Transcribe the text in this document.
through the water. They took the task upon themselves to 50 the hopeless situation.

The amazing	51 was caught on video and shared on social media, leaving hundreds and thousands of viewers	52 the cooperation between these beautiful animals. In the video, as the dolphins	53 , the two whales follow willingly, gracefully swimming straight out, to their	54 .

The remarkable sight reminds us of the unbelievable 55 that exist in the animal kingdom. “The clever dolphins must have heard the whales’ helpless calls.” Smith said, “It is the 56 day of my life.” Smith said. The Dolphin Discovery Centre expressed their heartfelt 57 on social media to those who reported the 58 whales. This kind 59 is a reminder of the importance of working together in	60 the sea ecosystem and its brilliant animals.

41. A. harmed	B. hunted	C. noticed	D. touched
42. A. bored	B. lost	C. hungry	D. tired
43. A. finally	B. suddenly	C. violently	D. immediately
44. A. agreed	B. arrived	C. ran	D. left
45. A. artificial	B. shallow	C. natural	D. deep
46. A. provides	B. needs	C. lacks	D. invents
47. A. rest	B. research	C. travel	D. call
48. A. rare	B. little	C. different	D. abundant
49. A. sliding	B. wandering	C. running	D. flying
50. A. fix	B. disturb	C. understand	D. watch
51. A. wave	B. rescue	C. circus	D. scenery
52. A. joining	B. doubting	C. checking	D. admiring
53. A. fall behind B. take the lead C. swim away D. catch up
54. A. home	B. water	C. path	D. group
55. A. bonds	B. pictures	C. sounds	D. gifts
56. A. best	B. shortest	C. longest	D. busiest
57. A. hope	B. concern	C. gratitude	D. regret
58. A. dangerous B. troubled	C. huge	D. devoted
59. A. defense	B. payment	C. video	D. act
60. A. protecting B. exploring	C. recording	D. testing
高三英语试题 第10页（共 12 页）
=-=-=-=-=
*Written task*:
Whenever "whales" turns up in a line, pick that line out.

*Solution below*:
The amazing	51 was caught on video and shared on social media, leaving hundreds and thousands of viewers	52 the cooperation between these beautiful animals. In the video, as the dolphins	53 , the two whales follow willingly, gracefully swimming straight out, to their	54 .
The remarkable sight reminds us of the unbelievable 55 that exist in the animal kingdom. “The clever dolphins must have heard the whales’ helpless calls.” Smith said, “It is the 56 day of my life.” Smith said. The Dolphin Discovery Centre expressed their heartfelt 57 on social media to those who reported the 58 whales. This kind 59 is a reminder of the importance of working together in	60 the sea ecosystem and its brilliant animals.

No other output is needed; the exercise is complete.